Material for the task ->
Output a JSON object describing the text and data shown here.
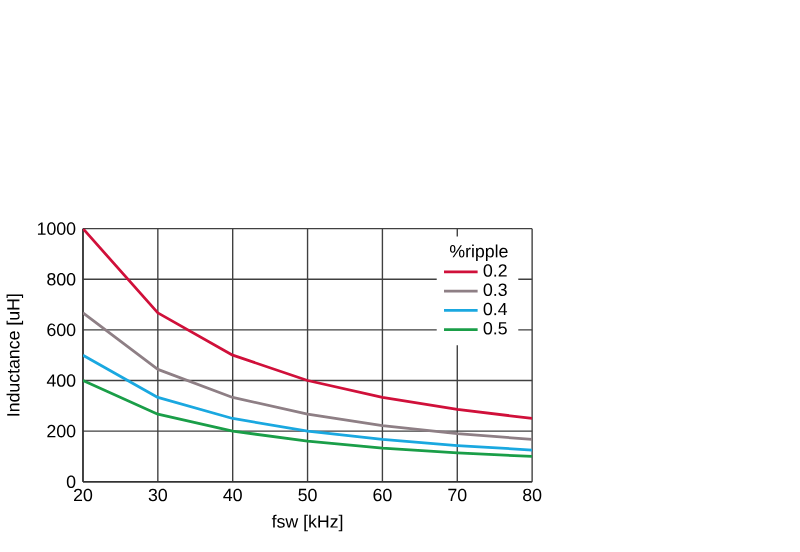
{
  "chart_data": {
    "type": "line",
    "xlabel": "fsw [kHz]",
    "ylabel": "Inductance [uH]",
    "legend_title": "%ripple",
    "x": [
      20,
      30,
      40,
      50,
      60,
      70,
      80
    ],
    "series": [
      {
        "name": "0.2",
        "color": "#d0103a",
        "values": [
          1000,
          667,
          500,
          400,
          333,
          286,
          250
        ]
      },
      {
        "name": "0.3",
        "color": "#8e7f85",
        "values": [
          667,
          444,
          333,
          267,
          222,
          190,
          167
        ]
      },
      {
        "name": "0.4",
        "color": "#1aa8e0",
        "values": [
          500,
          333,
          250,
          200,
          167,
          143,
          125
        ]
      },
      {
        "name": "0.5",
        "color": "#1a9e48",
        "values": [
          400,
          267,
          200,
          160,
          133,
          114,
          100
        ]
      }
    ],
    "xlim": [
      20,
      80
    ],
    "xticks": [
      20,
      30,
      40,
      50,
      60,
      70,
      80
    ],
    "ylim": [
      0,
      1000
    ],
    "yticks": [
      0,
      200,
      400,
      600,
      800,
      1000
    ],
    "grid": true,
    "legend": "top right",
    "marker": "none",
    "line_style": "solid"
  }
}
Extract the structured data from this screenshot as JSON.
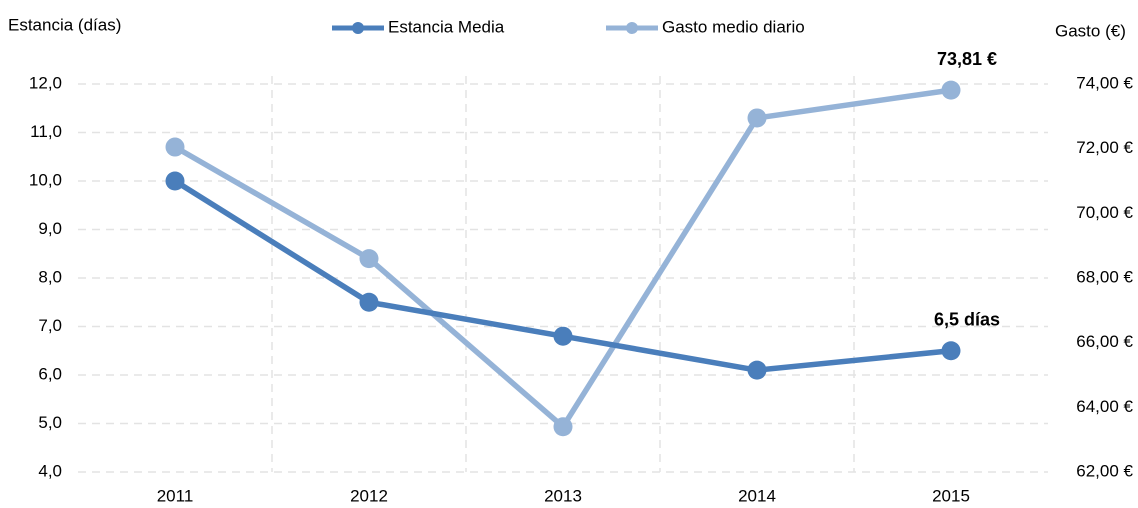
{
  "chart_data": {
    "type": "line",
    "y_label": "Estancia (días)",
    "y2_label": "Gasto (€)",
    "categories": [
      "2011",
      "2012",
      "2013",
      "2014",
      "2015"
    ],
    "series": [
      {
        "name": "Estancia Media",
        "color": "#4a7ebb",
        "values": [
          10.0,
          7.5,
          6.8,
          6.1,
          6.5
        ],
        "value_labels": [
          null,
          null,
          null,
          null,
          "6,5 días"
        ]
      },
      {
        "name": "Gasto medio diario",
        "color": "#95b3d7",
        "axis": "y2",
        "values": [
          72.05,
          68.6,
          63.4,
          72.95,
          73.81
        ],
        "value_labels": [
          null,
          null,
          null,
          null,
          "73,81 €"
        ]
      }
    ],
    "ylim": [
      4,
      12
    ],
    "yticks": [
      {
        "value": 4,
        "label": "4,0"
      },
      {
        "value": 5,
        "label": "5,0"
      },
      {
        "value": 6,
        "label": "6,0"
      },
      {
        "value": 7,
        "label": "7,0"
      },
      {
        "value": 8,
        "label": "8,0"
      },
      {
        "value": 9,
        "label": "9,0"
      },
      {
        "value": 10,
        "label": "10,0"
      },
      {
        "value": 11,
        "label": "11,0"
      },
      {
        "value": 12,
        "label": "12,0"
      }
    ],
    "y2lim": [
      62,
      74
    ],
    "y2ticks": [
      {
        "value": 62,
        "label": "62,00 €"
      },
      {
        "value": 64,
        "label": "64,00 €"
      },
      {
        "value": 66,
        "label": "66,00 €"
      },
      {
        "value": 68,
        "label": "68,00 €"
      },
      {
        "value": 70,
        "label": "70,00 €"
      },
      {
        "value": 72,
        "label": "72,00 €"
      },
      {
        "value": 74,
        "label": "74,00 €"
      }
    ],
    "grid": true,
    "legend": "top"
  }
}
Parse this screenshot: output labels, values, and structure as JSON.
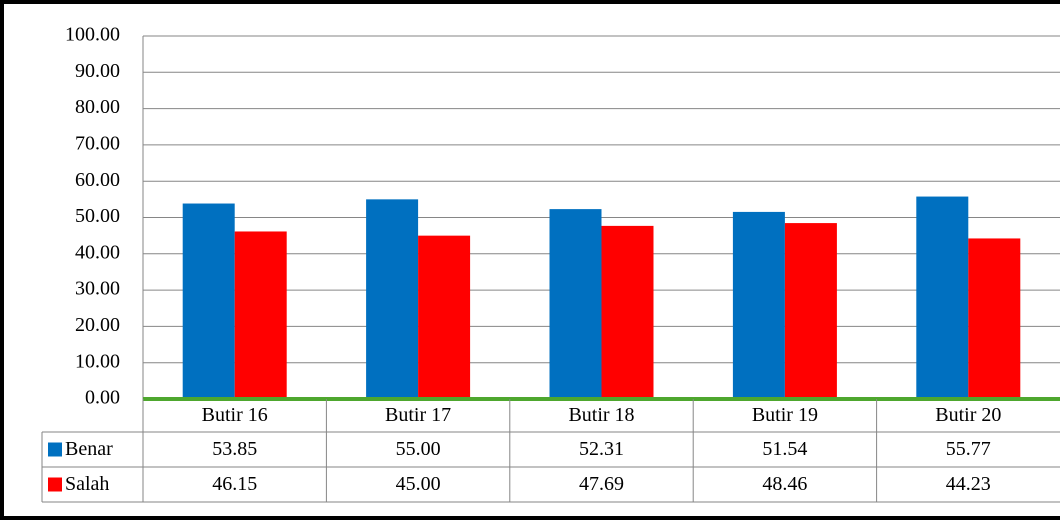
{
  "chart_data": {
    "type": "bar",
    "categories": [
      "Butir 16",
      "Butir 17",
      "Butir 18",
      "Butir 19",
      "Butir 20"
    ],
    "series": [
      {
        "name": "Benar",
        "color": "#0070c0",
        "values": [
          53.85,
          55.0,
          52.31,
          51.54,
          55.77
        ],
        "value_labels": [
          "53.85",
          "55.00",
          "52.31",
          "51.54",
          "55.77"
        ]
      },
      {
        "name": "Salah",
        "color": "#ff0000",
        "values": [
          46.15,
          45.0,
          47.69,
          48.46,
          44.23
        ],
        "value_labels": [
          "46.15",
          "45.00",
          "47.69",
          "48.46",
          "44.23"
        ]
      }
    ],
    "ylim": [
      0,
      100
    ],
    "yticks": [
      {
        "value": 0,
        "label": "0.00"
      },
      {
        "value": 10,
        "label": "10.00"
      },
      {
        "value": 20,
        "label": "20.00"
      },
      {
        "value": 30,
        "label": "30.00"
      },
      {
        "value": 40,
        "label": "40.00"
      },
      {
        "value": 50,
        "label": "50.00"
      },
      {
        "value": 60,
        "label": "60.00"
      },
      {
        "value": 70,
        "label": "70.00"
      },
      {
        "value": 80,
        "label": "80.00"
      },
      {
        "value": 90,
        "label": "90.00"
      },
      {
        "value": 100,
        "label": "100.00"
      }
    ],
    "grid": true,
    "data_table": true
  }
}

Given problem ->
Copy each line holding the word "name" from the listing above.

Result for this task ->
        "name": "0.2",
        "name": "0.3",
        "name": "0.4",
        "name": "0.5",
        "name": "Estancia Media",
        "name": "Gasto medio diario",
        "name": "Benar",
        "name": "Salah",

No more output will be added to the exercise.